[Bounding box data]
━━━━━━━━

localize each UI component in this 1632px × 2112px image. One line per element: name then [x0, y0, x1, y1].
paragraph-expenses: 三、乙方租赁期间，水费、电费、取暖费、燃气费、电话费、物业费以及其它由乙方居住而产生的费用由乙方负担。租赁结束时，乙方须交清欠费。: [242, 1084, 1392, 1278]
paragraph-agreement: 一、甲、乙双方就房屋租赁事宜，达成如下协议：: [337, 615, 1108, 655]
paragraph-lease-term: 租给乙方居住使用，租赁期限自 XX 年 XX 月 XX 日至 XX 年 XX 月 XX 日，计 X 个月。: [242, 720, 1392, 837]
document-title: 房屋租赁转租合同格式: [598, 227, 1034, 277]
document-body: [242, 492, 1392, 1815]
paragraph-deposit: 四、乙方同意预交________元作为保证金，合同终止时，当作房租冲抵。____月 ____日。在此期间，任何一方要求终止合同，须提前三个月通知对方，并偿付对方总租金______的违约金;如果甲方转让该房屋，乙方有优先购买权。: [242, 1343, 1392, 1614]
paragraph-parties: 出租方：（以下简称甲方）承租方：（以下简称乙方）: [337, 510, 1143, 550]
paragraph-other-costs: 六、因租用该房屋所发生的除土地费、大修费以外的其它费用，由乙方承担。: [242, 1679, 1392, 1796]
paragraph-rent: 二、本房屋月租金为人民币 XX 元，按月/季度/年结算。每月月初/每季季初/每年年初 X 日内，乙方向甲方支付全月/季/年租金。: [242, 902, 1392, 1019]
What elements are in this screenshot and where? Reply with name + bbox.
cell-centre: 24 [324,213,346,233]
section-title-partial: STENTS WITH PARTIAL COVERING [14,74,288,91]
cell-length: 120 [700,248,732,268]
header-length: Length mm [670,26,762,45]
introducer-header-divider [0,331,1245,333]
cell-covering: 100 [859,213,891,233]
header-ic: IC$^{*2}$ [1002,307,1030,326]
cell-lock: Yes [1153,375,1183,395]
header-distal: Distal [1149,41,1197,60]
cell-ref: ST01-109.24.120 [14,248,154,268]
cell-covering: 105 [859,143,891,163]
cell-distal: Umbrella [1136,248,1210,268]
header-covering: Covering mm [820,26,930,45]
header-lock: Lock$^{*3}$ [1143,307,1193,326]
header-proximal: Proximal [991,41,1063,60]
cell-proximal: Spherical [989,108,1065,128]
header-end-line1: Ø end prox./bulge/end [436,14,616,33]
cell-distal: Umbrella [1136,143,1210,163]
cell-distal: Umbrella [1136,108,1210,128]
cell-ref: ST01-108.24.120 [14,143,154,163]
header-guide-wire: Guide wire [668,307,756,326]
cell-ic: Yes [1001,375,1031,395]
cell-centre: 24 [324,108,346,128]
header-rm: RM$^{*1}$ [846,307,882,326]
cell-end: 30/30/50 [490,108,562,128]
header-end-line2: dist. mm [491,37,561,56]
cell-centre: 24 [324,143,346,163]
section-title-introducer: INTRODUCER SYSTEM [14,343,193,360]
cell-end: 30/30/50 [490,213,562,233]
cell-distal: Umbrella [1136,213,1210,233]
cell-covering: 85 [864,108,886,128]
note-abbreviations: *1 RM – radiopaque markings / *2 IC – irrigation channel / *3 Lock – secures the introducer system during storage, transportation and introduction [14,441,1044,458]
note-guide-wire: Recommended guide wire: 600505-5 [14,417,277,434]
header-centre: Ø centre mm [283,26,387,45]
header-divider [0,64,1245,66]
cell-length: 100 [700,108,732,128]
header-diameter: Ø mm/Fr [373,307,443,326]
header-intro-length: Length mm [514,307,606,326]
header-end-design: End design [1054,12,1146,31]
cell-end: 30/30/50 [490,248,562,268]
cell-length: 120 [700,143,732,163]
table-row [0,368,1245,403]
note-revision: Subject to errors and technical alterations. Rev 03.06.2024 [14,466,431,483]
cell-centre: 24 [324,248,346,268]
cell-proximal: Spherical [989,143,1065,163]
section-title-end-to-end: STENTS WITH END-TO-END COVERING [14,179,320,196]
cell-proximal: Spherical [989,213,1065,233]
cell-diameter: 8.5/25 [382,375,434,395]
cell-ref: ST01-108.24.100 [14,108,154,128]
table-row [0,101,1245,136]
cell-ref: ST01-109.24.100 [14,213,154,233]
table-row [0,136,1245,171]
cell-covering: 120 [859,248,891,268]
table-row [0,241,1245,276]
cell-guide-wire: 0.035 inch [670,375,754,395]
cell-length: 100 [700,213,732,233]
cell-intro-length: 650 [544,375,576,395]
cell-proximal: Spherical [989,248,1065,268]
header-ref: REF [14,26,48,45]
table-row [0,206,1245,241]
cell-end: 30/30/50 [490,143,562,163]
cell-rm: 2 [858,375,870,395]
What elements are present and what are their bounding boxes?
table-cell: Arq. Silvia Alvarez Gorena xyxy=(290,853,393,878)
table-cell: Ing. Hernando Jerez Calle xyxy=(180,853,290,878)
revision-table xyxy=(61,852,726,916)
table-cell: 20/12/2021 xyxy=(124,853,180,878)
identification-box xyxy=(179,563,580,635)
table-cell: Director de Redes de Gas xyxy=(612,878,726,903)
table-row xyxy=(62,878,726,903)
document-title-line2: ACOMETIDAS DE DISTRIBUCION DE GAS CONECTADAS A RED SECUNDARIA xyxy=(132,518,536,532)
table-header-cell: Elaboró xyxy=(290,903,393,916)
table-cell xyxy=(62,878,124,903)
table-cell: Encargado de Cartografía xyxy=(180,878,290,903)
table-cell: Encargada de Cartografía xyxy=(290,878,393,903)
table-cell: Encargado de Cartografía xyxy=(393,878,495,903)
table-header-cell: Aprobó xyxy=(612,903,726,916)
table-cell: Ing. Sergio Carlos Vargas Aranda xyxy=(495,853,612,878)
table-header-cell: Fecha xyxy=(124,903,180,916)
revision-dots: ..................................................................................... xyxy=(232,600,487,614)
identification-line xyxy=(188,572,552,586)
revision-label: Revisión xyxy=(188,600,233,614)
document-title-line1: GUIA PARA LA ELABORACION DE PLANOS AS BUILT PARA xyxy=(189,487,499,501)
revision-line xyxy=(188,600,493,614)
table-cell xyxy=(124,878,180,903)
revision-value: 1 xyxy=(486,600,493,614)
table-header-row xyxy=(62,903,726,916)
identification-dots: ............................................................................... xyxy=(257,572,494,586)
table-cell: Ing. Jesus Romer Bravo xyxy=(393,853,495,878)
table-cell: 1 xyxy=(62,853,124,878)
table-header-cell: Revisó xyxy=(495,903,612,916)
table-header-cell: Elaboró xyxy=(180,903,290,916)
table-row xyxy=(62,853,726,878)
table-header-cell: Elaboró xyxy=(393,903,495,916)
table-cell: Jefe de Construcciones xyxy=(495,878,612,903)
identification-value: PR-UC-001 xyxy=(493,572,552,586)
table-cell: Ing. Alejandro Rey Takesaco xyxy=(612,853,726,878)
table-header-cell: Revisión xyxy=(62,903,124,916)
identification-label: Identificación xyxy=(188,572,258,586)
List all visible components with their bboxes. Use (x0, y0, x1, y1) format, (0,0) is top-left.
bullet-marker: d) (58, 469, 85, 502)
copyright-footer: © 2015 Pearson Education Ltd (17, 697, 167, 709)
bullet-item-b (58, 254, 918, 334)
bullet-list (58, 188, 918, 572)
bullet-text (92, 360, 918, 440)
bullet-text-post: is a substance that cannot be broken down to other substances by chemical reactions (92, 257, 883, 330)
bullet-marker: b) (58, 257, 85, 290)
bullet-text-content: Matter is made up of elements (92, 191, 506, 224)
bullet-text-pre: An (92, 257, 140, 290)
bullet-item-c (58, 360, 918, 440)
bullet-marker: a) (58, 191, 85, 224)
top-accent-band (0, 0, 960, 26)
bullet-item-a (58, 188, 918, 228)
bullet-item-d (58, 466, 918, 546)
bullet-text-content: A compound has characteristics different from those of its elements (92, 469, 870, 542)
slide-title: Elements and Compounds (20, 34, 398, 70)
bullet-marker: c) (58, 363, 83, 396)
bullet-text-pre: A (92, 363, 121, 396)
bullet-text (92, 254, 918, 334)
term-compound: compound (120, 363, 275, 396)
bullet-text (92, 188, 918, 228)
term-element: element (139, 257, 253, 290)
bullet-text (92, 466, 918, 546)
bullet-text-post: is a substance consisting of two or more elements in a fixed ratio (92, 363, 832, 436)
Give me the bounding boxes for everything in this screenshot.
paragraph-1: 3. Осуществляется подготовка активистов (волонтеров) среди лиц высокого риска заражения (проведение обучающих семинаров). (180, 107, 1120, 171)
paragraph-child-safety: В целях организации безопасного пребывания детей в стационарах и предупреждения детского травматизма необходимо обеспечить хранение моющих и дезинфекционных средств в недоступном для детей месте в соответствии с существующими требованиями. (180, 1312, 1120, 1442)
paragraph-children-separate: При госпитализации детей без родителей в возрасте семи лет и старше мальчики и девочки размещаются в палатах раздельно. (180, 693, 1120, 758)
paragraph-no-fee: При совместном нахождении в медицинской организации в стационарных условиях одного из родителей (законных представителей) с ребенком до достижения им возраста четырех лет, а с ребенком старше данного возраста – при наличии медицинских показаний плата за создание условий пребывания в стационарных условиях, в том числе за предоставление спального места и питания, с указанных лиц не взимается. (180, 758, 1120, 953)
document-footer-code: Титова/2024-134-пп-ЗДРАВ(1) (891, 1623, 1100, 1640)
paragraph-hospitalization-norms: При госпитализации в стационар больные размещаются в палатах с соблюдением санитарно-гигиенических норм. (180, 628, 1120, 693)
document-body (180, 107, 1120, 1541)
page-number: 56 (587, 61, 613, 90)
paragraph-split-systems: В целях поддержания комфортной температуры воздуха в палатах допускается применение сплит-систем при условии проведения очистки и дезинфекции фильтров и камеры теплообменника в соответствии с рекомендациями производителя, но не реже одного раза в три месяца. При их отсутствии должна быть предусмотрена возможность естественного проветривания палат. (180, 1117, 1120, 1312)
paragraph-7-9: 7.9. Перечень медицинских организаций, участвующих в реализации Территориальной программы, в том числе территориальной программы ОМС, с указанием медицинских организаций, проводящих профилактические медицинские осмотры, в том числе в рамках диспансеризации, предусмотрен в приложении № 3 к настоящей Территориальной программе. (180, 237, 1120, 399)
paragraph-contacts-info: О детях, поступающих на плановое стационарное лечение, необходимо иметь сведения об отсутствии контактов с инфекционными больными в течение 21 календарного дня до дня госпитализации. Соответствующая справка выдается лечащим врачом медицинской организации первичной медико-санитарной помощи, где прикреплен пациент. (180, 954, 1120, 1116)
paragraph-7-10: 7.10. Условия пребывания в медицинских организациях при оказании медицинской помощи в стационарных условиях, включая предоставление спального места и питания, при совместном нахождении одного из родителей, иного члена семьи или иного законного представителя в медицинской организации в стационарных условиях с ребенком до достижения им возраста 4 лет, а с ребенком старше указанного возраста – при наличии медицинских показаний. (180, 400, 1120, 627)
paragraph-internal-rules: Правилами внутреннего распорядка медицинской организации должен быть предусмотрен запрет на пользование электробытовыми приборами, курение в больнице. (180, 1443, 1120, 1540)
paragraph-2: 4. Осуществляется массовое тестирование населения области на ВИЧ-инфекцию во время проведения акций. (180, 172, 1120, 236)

━━━━━━━━

Task to complete ▸ Repeat the data line by line, starting from its first line and stopping after the line that contains "document-title: 房屋租赁转租合同格式: [598, 227, 1034, 277]", including both of those lines.

Task solution ▸
localize each UI component in this 1632px × 2112px image. One line per element: name then [x0, y0, x1, y1].
paragraph-expenses: 三、乙方租赁期间，水费、电费、取暖费、燃气费、电话费、物业费以及其它由乙方居住而产生的费用由乙方负担。租赁结束时，乙方须交清欠费。: [242, 1084, 1392, 1278]
paragraph-agreement: 一、甲、乙双方就房屋租赁事宜，达成如下协议：: [337, 615, 1108, 655]
paragraph-lease-term: 租给乙方居住使用，租赁期限自 XX 年 XX 月 XX 日至 XX 年 XX 月 XX 日，计 X 个月。: [242, 720, 1392, 837]
document-title: 房屋租赁转租合同格式: [598, 227, 1034, 277]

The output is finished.